»»
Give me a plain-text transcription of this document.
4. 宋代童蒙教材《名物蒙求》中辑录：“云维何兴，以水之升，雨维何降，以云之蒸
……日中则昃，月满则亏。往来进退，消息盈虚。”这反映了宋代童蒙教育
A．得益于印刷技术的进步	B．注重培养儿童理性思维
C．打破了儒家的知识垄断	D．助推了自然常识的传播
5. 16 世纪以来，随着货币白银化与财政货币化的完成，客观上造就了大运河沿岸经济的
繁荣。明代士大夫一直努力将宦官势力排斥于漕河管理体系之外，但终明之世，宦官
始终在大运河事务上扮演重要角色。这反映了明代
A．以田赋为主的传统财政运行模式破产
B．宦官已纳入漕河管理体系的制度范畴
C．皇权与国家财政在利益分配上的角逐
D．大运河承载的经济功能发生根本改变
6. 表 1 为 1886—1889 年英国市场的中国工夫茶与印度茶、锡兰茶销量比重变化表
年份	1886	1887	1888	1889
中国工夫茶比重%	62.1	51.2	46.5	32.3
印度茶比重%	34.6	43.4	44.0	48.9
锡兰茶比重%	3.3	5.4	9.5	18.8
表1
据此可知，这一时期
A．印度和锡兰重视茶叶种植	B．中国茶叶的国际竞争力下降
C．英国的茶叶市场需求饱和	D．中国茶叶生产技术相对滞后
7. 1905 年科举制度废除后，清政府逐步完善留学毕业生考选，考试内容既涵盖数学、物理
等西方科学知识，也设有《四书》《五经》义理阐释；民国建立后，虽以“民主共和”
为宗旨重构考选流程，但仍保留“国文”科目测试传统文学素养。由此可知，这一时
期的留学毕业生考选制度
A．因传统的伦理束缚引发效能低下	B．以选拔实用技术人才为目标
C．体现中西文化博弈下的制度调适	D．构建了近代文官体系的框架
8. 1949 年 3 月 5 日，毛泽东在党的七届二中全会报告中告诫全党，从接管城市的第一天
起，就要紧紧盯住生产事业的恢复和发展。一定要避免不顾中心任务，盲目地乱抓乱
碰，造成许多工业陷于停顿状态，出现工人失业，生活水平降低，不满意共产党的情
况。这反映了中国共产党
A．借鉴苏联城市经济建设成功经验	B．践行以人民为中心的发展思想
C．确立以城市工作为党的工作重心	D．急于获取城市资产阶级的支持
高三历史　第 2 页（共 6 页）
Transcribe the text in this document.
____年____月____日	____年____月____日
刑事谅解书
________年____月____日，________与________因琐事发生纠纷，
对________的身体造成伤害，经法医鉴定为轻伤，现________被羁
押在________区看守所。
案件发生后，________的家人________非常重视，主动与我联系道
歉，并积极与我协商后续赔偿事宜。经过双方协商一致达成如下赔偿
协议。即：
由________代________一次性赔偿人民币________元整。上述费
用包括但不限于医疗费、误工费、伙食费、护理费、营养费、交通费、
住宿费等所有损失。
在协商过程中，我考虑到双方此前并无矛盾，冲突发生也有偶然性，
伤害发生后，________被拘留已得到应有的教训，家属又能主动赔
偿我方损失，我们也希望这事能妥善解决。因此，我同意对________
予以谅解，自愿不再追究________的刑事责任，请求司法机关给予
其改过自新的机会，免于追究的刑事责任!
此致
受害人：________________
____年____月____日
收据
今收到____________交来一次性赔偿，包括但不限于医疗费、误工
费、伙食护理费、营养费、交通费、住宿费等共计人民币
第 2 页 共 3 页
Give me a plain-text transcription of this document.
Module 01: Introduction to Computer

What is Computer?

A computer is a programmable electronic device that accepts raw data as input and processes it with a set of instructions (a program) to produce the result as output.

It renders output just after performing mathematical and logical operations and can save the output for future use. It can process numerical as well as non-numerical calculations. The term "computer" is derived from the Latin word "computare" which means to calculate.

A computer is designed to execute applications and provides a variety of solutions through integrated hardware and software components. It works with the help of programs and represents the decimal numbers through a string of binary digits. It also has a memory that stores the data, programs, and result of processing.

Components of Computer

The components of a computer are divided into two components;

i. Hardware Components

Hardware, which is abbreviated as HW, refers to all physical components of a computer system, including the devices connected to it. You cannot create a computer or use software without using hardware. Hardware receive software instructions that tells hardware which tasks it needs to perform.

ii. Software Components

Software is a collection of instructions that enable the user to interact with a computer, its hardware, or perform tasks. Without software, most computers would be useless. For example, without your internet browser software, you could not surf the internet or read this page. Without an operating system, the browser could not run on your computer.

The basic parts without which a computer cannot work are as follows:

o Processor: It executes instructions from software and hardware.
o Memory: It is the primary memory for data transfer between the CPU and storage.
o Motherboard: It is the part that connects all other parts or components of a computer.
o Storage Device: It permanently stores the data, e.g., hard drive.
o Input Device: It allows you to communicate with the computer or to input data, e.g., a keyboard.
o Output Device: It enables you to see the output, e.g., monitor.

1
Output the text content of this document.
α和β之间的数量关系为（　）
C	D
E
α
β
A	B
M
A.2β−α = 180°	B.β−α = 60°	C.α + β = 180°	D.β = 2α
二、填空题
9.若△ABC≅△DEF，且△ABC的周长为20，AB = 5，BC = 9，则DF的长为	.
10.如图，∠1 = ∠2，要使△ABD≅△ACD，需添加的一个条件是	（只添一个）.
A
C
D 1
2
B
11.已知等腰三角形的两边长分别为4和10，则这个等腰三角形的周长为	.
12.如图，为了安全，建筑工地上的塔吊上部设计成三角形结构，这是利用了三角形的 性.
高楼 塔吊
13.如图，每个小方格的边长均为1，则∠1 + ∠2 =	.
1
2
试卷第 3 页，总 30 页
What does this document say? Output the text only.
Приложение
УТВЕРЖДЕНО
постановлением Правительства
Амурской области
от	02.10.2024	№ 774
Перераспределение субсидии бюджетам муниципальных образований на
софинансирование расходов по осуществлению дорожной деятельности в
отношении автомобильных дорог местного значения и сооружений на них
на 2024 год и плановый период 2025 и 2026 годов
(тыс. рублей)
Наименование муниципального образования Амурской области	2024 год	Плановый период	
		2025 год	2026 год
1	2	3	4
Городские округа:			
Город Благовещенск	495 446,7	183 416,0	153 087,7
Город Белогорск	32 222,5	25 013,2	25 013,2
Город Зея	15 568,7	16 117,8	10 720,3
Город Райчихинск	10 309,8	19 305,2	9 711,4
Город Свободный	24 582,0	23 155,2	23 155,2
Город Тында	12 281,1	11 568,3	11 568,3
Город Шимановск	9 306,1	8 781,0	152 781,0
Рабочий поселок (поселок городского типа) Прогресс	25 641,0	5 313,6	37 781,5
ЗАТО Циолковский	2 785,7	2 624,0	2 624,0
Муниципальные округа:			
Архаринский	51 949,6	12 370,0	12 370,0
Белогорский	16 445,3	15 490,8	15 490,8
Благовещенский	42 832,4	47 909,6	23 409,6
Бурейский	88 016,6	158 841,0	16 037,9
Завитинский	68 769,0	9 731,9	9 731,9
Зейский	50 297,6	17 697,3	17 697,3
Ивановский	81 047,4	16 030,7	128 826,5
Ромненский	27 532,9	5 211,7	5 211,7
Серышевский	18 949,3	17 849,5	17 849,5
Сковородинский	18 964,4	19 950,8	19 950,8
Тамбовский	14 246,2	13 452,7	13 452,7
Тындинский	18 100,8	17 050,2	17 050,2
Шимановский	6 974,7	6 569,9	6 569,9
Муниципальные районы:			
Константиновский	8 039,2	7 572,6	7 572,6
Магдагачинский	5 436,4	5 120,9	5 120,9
««
Task instructions:
The lines above should be duplicated exactly.

Exercise output:
Give me a plain-text transcription of this document.
4. 宋代童蒙教材《名物蒙求》中辑录：“云维何兴，以水之升，雨维何降，以云之蒸
……日中则昃，月满则亏。往来进退，消息盈虚。”这反映了宋代童蒙教育
A．得益于印刷技术的进步	B．注重培养儿童理性思维
C．打破了儒家的知识垄断	D．助推了自然常识的传播
5. 16 世纪以来，随着货币白银化与财政货币化的完成，客观上造就了大运河沿岸经济的
繁荣。明代士大夫一直努力将宦官势力排斥于漕河管理体系之外，但终明之世，宦官
始终在大运河事务上扮演重要角色。这反映了明代
A．以田赋为主的传统财政运行模式破产
B．宦官已纳入漕河管理体系的制度范畴
C．皇权与国家财政在利益分配上的角逐
D．大运河承载的经济功能发生根本改变
6. 表 1 为 1886—1889 年英国市场的中国工夫茶与印度茶、锡兰茶销量比重变化表
年份	1886	1887	1888	1889
中国工夫茶比重%	62.1	51.2	46.5	32.3
印度茶比重%	34.6	43.4	44.0	48.9
锡兰茶比重%	3.3	5.4	9.5	18.8
表1
据此可知，这一时期
A．印度和锡兰重视茶叶种植	B．中国茶叶的国际竞争力下降
C．英国的茶叶市场需求饱和	D．中国茶叶生产技术相对滞后
7. 1905 年科举制度废除后，清政府逐步完善留学毕业生考选，考试内容既涵盖数学、物理
等西方科学知识，也设有《四书》《五经》义理阐释；民国建立后，虽以“民主共和”
为宗旨重构考选流程，但仍保留“国文”科目测试传统文学素养。由此可知，这一时
期的留学毕业生考选制度
A．因传统的伦理束缚引发效能低下	B．以选拔实用技术人才为目标
C．体现中西文化博弈下的制度调适	D．构建了近代文官体系的框架
8. 1949 年 3 月 5 日，毛泽东在党的七届二中全会报告中告诫全党，从接管城市的第一天
起，就要紧紧盯住生产事业的恢复和发展。一定要避免不顾中心任务，盲目地乱抓乱
碰，造成许多工业陷于停顿状态，出现工人失业，生活水平降低，不满意共产党的情
况。这反映了中国共产党
A．借鉴苏联城市经济建设成功经验	B．践行以人民为中心的发展思想
C．确立以城市工作为党的工作重心	D．急于获取城市资产阶级的支持
高三历史　第 2 页（共 6 页）
Transcribe the text in this document.
____年____月____日	____年____月____日
刑事谅解书
________年____月____日，________与________因琐事发生纠纷，
对________的身体造成伤害，经法医鉴定为轻伤，现________被羁
押在________区看守所。
案件发生后，________的家人________非常重视，主动与我联系道
歉，并积极与我协商后续赔偿事宜。经过双方协商一致达成如下赔偿
协议。即：
由________代________一次性赔偿人民币________元整。上述费
用包括但不限于医疗费、误工费、伙食费、护理费、营养费、交通费、
住宿费等所有损失。
在协商过程中，我考虑到双方此前并无矛盾，冲突发生也有偶然性，
伤害发生后，________被拘留已得到应有的教训，家属又能主动赔
偿我方损失，我们也希望这事能妥善解决。因此，我同意对________
予以谅解，自愿不再追究________的刑事责任，请求司法机关给予
其改过自新的机会，免于追究的刑事责任!
此致
受害人：________________
____年____月____日
收据
今收到____________交来一次性赔偿，包括但不限于医疗费、误工
费、伙食护理费、营养费、交通费、住宿费等共计人民币
第 2 页 共 3 页
Give me a plain-text transcription of this document.
Module 01: Introduction to Computer

What is Computer?

A computer is a programmable electronic device that accepts raw data as input and processes it with a set of instructions (a program) to produce the result as output.

It renders output just after performing mathematical and logical operations and can save the output for future use. It can process numerical as well as non-numerical calculations. The term "computer" is derived from the Latin word "computare" which means to calculate.

A computer is designed to execute applications and provides a variety of solutions through integrated hardware and software components. It works with the help of programs and represents the decimal numbers through a string of binary digits. It also has a memory that stores the data, programs, and result of processing.

Components of Computer

The components of a computer are divided into two components;

i. Hardware Components

Hardware, which is abbreviated as HW, refers to all physical components of a computer system, including the devices connected to it. You cannot create a computer or use software without using hardware. Hardware receive software instructions that tells hardware which tasks it needs to perform.

ii. Software Components

Software is a collection of instructions that enable the user to interact with a computer, its hardware, or perform tasks. Without software, most computers would be useless. For example, without your internet browser software, you could not surf the internet or read this page. Without an operating system, the browser could not run on your computer.

The basic parts without which a computer cannot work are as follows:

o Processor: It executes instructions from software and hardware.
o Memory: It is the primary memory for data transfer between the CPU and storage.
o Motherboard: It is the part that connects all other parts or components of a computer.
o Storage Device: It permanently stores the data, e.g., hard drive.
o Input Device: It allows you to communicate with the computer or to input data, e.g., a keyboard.
o Output Device: It enables you to see the output, e.g., monitor.

1
Output the text content of this document.
α和β之间的数量关系为（　）
C	D
E
α
β
A	B
M
A.2β−α = 180°	B.β−α = 60°	C.α + β = 180°	D.β = 2α
二、填空题
9.若△ABC≅△DEF，且△ABC的周长为20，AB = 5，BC = 9，则DF的长为	.
10.如图，∠1 = ∠2，要使△ABD≅△ACD，需添加的一个条件是	（只添一个）.
A
C
D 1
2
B
11.已知等腰三角形的两边长分别为4和10，则这个等腰三角形的周长为	.
12.如图，为了安全，建筑工地上的塔吊上部设计成三角形结构，这是利用了三角形的 性.
高楼 塔吊
13.如图，每个小方格的边长均为1，则∠1 + ∠2 =	.
1
2
试卷第 3 页，总 30 页
What does this document say? Output the text only.
Приложение
УТВЕРЖДЕНО
постановлением Правительства
Амурской области
от	02.10.2024	№ 774
Перераспределение субсидии бюджетам муниципальных образований на
софинансирование расходов по осуществлению дорожной деятельности в
отношении автомобильных дорог местного значения и сооружений на них
на 2024 год и плановый период 2025 и 2026 годов
(тыс. рублей)
Наименование муниципального образования Амурской области	2024 год	Плановый период	
		2025 год	2026 год
1	2	3	4
Городские округа:			
Город Благовещенск	495 446,7	183 416,0	153 087,7
Город Белогорск	32 222,5	25 013,2	25 013,2
Город Зея	15 568,7	16 117,8	10 720,3
Город Райчихинск	10 309,8	19 305,2	9 711,4
Город Свободный	24 582,0	23 155,2	23 155,2
Город Тында	12 281,1	11 568,3	11 568,3
Город Шимановск	9 306,1	8 781,0	152 781,0
Рабочий поселок (поселок городского типа) Прогресс	25 641,0	5 313,6	37 781,5
ЗАТО Циолковский	2 785,7	2 624,0	2 624,0
Муниципальные округа:			
Архаринский	51 949,6	12 370,0	12 370,0
Белогорский	16 445,3	15 490,8	15 490,8
Благовещенский	42 832,4	47 909,6	23 409,6
Бурейский	88 016,6	158 841,0	16 037,9
Завитинский	68 769,0	9 731,9	9 731,9
Зейский	50 297,6	17 697,3	17 697,3
Ивановский	81 047,4	16 030,7	128 826,5
Ромненский	27 532,9	5 211,7	5 211,7
Серышевский	18 949,3	17 849,5	17 849,5
Сковородинский	18 964,4	19 950,8	19 950,8
Тамбовский	14 246,2	13 452,7	13 452,7
Тындинский	18 100,8	17 050,2	17 050,2
Шимановский	6 974,7	6 569,9	6 569,9
Муниципальные районы:			
Константиновский	8 039,2	7 572,6	7 572,6
Магдагачинский	5 436,4	5 120,9	5 120,9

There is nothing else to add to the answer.